▸ **Work to complete**: Reproduce each line of the records below without changing a single character.

▸ **Given information**:
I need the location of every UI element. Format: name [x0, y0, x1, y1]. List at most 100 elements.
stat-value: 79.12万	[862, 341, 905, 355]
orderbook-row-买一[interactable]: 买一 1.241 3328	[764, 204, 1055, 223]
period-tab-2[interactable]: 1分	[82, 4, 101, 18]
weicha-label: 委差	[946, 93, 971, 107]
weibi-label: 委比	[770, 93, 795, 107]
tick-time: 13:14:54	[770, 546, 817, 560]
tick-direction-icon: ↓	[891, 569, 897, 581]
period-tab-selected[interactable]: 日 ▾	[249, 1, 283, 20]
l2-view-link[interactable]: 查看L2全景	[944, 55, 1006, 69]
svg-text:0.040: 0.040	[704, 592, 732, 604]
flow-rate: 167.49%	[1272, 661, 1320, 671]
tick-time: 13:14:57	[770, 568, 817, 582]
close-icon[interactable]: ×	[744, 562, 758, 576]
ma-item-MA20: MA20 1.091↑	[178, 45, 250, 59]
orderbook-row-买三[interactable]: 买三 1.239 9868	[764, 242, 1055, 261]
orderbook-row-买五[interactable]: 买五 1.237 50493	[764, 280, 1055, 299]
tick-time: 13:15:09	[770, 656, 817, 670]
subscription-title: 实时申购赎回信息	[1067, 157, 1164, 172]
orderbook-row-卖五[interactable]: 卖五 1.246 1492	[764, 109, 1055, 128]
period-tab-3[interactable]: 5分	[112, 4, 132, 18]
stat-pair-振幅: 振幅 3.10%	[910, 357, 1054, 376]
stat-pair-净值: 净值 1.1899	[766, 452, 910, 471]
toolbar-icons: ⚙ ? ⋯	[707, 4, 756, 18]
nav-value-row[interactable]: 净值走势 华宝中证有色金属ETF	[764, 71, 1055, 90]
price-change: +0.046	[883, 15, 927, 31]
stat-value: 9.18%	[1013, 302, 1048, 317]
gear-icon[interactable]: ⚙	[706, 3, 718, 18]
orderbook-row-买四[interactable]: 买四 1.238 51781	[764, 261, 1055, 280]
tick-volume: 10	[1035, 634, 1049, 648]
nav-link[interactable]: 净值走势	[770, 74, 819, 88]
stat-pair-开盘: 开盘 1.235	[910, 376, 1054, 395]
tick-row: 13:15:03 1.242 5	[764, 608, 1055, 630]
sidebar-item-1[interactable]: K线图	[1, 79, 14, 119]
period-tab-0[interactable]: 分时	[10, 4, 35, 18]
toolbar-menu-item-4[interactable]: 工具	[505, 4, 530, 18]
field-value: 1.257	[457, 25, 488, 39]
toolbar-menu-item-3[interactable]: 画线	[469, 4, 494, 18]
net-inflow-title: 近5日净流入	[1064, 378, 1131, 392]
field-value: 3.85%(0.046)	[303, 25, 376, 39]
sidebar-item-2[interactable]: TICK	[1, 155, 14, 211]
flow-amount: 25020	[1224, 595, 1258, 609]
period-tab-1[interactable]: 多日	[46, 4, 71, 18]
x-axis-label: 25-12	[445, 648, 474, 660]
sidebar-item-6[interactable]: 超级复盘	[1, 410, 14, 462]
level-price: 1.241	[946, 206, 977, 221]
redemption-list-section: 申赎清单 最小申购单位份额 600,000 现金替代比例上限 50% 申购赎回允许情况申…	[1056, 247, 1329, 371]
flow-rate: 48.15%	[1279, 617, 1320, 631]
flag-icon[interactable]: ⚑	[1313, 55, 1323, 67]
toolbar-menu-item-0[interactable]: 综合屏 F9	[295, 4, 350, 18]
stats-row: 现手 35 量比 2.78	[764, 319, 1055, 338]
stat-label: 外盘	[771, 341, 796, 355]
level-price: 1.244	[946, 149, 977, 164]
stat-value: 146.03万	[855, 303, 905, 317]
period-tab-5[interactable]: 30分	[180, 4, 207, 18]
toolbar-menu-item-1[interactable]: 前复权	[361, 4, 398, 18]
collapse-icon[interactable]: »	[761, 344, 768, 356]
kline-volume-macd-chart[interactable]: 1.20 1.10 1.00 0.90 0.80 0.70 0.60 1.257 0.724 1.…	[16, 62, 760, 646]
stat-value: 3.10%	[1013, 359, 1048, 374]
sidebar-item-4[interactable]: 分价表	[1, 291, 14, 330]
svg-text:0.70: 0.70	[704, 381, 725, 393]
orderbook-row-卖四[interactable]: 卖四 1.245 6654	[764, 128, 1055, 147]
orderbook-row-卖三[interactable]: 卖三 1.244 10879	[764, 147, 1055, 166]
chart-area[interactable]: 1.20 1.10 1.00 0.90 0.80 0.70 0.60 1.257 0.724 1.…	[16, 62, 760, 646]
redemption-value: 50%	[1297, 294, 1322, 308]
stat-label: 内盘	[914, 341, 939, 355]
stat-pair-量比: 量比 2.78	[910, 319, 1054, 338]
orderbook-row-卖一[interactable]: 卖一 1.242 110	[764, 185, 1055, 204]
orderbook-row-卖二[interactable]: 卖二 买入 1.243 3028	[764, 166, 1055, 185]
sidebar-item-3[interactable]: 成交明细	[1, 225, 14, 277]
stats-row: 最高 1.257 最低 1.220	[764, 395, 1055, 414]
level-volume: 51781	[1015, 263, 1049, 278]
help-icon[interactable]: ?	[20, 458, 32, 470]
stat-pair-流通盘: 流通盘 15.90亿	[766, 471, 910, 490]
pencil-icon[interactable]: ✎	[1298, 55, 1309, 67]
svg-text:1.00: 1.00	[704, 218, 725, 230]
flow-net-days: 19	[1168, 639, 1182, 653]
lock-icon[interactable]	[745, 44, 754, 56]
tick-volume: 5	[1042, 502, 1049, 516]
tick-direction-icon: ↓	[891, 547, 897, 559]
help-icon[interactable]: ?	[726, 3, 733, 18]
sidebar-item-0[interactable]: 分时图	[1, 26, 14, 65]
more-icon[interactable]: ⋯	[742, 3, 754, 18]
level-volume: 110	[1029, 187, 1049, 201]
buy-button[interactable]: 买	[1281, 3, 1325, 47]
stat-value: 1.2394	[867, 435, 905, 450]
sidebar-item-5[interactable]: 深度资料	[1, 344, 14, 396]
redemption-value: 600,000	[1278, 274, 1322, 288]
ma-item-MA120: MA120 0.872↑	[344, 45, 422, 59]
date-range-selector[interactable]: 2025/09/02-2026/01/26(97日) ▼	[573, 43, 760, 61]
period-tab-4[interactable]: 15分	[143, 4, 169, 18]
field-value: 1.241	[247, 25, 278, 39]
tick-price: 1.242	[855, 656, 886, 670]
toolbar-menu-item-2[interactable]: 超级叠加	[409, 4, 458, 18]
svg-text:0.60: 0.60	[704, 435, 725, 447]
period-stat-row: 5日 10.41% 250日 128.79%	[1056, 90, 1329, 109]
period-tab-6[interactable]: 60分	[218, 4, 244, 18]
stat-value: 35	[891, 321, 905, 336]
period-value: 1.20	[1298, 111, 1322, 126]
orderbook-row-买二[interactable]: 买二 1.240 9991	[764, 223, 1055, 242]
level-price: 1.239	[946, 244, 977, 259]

▸ **Result for this exercise**:
I need the location of every UI element. Format: name [x0, y0, x1, y1]. List at most 100 elements.
stat-value: 79.12万	[862, 341, 905, 355]
orderbook-row-买一[interactable]: 买一 1.241 3328	[764, 204, 1055, 223]
period-tab-2[interactable]: 1分	[82, 4, 101, 18]
weicha-label: 委差	[946, 93, 971, 107]
weibi-label: 委比	[770, 93, 795, 107]
tick-time: 13:14:54	[770, 546, 817, 560]
tick-direction-icon: ↓	[891, 569, 897, 581]
period-tab-selected[interactable]: 日 ▾	[249, 1, 283, 20]
l2-view-link[interactable]: 查看L2全景	[944, 55, 1006, 69]
svg-text:0.040: 0.040	[704, 592, 732, 604]
flow-rate: 167.49%	[1272, 661, 1320, 671]
tick-time: 13:14:57	[770, 568, 817, 582]
close-icon[interactable]: ×	[744, 562, 758, 576]
ma-item-MA20: MA20 1.091↑	[178, 45, 250, 59]
orderbook-row-买三[interactable]: 买三 1.239 9868	[764, 242, 1055, 261]
orderbook-row-买五[interactable]: 买五 1.237 50493	[764, 280, 1055, 299]
tick-time: 13:15:09	[770, 656, 817, 670]
subscription-title: 实时申购赎回信息	[1067, 157, 1164, 172]
orderbook-row-卖五[interactable]: 卖五 1.246 1492	[764, 109, 1055, 128]
period-tab-3[interactable]: 5分	[112, 4, 132, 18]
stat-pair-振幅: 振幅 3.10%	[910, 357, 1054, 376]
stat-pair-净值: 净值 1.1899	[766, 452, 910, 471]
toolbar-icons: ⚙ ? ⋯	[707, 4, 756, 18]
nav-value-row[interactable]: 净值走势 华宝中证有色金属ETF	[764, 71, 1055, 90]
price-change: +0.046	[883, 15, 927, 31]
stat-value: 9.18%	[1013, 302, 1048, 317]
gear-icon[interactable]: ⚙	[706, 3, 718, 18]
orderbook-row-买四[interactable]: 买四 1.238 51781	[764, 261, 1055, 280]
tick-volume: 10	[1035, 634, 1049, 648]
nav-link[interactable]: 净值走势	[770, 74, 819, 88]
stat-pair-开盘: 开盘 1.235	[910, 376, 1054, 395]
tick-row: 13:15:03 1.242 5	[764, 608, 1055, 630]
sidebar-item-1[interactable]: K线图	[1, 79, 14, 119]
period-tab-0[interactable]: 分时	[10, 4, 35, 18]
toolbar-menu-item-4[interactable]: 工具	[505, 4, 530, 18]
field-value: 1.257	[457, 25, 488, 39]
toolbar-menu-item-3[interactable]: 画线	[469, 4, 494, 18]
net-inflow-title: 近5日净流入	[1064, 378, 1131, 392]
field-value: 3.85%(0.046)	[303, 25, 376, 39]
sidebar-item-2[interactable]: TICK	[1, 155, 14, 211]
flow-amount: 25020	[1224, 595, 1258, 609]
period-tab-1[interactable]: 多日	[46, 4, 71, 18]
x-axis-label: 25-12	[445, 648, 474, 660]
sidebar-item-6[interactable]: 超级复盘	[1, 410, 14, 462]
level-price: 1.241	[946, 206, 977, 221]
redemption-list-section: 申赎清单 最小申购单位份额 600,000 现金替代比例上限 50% 申购赎回允许情况申…	[1056, 247, 1329, 371]
flow-rate: 48.15%	[1279, 617, 1320, 631]
flag-icon[interactable]: ⚑	[1313, 55, 1323, 67]
toolbar-menu-item-0[interactable]: 综合屏 F9	[295, 4, 350, 18]
stats-row: 现手 35 量比 2.78	[764, 319, 1055, 338]
stat-label: 外盘	[771, 341, 796, 355]
level-price: 1.244	[946, 149, 977, 164]
stat-value: 146.03万	[855, 303, 905, 317]
period-tab-5[interactable]: 30分	[180, 4, 207, 18]
toolbar-menu-item-1[interactable]: 前复权	[361, 4, 398, 18]
collapse-icon[interactable]: »	[761, 344, 768, 356]
kline-volume-macd-chart[interactable]: 1.20 1.10 1.00 0.90 0.80 0.70 0.60 1.257 0.724 1.…	[16, 62, 760, 646]
stat-value: 3.10%	[1013, 359, 1048, 374]
sidebar-item-4[interactable]: 分价表	[1, 291, 14, 330]
svg-text:0.70: 0.70	[704, 381, 725, 393]
orderbook-row-卖四[interactable]: 卖四 1.245 6654	[764, 128, 1055, 147]
orderbook-row-卖三[interactable]: 卖三 1.244 10879	[764, 147, 1055, 166]
chart-area[interactable]: 1.20 1.10 1.00 0.90 0.80 0.70 0.60 1.257 0.724 1.…	[16, 62, 760, 646]
redemption-value: 50%	[1297, 294, 1322, 308]
stat-label: 内盘	[914, 341, 939, 355]
stat-pair-量比: 量比 2.78	[910, 319, 1054, 338]
orderbook-row-卖一[interactable]: 卖一 1.242 110	[764, 185, 1055, 204]
orderbook-row-卖二[interactable]: 卖二 买入 1.243 3028	[764, 166, 1055, 185]
sidebar-item-3[interactable]: 成交明细	[1, 225, 14, 277]
stats-row: 最高 1.257 最低 1.220	[764, 395, 1055, 414]
level-volume: 51781	[1015, 263, 1049, 278]
help-icon[interactable]: ?	[20, 458, 32, 470]
stat-pair-流通盘: 流通盘 15.90亿	[766, 471, 910, 490]
pencil-icon[interactable]: ✎	[1298, 55, 1309, 67]
svg-text:1.00: 1.00	[704, 218, 725, 230]
flow-net-days: 19	[1168, 639, 1182, 653]
lock-icon[interactable]	[745, 44, 754, 56]
tick-volume: 5	[1042, 502, 1049, 516]
tick-direction-icon: ↓	[891, 547, 897, 559]
help-icon[interactable]: ?	[726, 3, 733, 18]
sidebar-item-0[interactable]: 分时图	[1, 26, 14, 65]
more-icon[interactable]: ⋯	[742, 3, 754, 18]
level-volume: 110	[1029, 187, 1049, 201]
buy-button[interactable]: 买	[1281, 3, 1325, 47]
stat-value: 1.2394	[867, 435, 905, 450]
sidebar-item-5[interactable]: 深度资料	[1, 344, 14, 396]
redemption-value: 600,000	[1278, 274, 1322, 288]
ma-item-MA120: MA120 0.872↑	[344, 45, 422, 59]
date-range-selector[interactable]: 2025/09/02-2026/01/26(97日) ▼	[573, 43, 760, 61]
period-tab-4[interactable]: 15分	[143, 4, 169, 18]
field-value: 1.241	[247, 25, 278, 39]
tick-price: 1.242	[855, 656, 886, 670]
toolbar-menu-item-2[interactable]: 超级叠加	[409, 4, 458, 18]
svg-text:0.60: 0.60	[704, 435, 725, 447]
period-stat-row: 5日 10.41% 250日 128.79%	[1056, 90, 1329, 109]
period-tab-6[interactable]: 60分	[218, 4, 244, 18]
stat-value: 35	[891, 321, 905, 336]
period-value: 1.20	[1298, 111, 1322, 126]
orderbook-row-买二[interactable]: 买二 1.240 9991	[764, 223, 1055, 242]
level-price: 1.239	[946, 244, 977, 259]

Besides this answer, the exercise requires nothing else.